## Selection
'''
INCOME TAX/CORPORATION TAX
Personal service companies (IR 35)

[2011] UKFTT 313 (TC)

TC01174

 

 

 

Appeal number TC/2010/1565

 

National Insurance - earnings of worker supplied by service company - provision of services through intermediary – Company contracting to provide computer services – whether, if arrangements had taken the form of a contract between the worker and the client, the worker would have been employed by the client under a contract of service – No – Appeal allowed- Social Security Contribution (Intermediaries) regulations 2000, SI 2000/727, reg 6 (1) (c). 

 

FIRST-TIER TRIBUNAL

 

TAX

 

E C R CONSULTING LIMITED Appellant

 

 

- and -

 

 

THE COMMISSIONERS FOR HER MAJESTY’S

REVENUE AND CUSTOMS Respondents

 

 

 

TRIBUNAL: DAVID S PORTER (JUDGE)

ALBAN W HOLDEN (MEMBER)
'''
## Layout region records
'''
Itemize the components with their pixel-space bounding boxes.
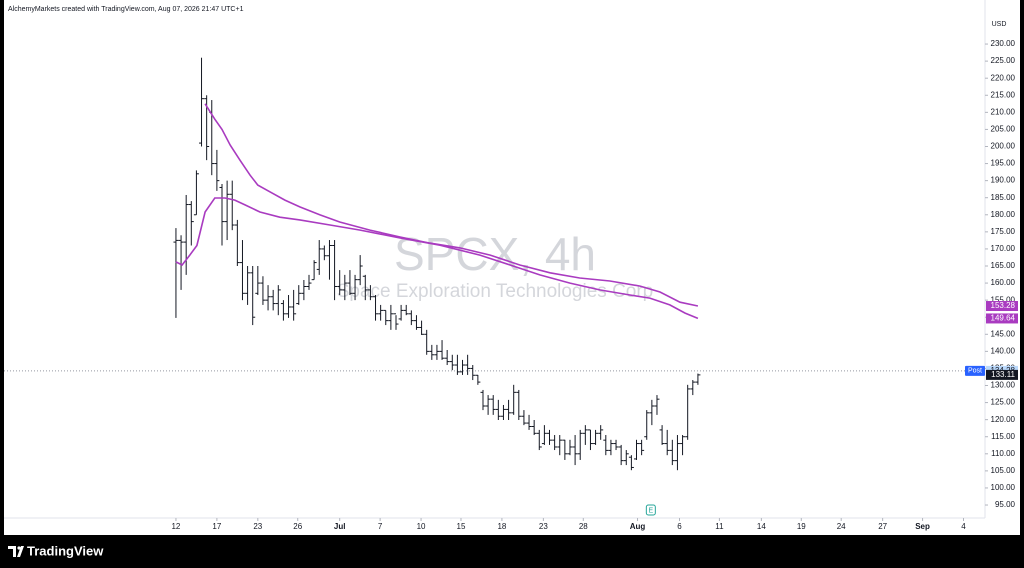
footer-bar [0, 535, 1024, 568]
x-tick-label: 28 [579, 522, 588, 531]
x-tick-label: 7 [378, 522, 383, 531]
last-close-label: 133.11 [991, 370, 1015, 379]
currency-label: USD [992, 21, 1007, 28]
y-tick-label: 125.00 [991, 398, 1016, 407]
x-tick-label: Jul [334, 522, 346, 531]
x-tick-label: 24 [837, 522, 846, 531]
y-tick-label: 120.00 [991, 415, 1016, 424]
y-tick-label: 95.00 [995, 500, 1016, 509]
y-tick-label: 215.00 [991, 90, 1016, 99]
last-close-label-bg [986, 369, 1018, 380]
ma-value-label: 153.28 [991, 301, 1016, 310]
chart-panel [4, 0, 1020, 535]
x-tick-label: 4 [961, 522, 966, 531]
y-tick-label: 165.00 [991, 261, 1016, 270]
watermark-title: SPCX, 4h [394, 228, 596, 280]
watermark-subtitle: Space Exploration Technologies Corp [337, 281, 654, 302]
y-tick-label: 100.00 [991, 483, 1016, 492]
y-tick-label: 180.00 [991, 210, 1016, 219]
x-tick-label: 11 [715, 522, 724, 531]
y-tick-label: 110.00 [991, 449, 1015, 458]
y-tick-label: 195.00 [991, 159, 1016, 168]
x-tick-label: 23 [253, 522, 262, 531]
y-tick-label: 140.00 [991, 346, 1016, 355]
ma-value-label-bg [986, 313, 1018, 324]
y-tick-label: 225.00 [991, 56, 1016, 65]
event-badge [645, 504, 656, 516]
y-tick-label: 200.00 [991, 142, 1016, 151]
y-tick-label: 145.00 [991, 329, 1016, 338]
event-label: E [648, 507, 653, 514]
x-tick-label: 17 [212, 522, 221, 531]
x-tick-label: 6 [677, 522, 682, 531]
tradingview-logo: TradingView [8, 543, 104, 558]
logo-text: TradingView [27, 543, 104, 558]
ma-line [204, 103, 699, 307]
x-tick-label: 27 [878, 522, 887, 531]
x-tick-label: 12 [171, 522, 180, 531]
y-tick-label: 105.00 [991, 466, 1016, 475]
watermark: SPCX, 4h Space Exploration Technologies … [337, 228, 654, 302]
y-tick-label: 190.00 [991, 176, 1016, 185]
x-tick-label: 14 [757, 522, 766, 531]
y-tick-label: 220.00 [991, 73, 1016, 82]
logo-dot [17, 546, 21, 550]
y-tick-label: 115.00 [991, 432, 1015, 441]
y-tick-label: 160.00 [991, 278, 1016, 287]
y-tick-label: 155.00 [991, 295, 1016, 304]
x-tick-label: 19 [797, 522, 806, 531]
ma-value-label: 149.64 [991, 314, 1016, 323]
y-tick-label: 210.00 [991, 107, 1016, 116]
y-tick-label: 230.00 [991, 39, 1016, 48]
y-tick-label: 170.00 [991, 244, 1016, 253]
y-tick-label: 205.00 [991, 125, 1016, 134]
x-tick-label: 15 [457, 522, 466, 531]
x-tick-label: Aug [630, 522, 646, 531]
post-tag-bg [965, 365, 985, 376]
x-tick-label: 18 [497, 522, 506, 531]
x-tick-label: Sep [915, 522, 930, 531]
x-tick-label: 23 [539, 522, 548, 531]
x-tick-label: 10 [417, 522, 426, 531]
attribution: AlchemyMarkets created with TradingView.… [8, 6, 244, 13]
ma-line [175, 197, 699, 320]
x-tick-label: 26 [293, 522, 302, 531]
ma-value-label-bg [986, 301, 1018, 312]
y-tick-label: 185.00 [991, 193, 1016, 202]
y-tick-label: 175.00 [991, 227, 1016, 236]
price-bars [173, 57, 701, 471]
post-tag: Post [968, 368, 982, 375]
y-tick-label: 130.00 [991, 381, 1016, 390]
'''
## Directions
(1) Reproduce the tribunal header from "Appeal number TC/2010/1565" up to and including "reg 6 (1) (c).", and swap "computer services" for "engineering services".
(2) Answer these questions from the tribunal header:
(a) What is the appeal number?
(b) Which company is named as the appellant?
(c) Who sat as judge on the tribunal?

## Exercise answers
(1)
Appeal number TC/2010/1565

 

National Insurance - earnings of worker supplied by service company - provision of services through intermediary – Company contracting to provide engineering services – whether, if arrangements had taken the form of a contract between the worker and the client, the worker would have been employed by the client under a contract of service – No – Appeal allowed- Social Security Contribution (Intermediaries) regulations 2000, SI 2000/727, reg 6 (1) (c).

(2)
(a) TC/2010/1565
(b) E C R Consulting Limited
(c) David S Porter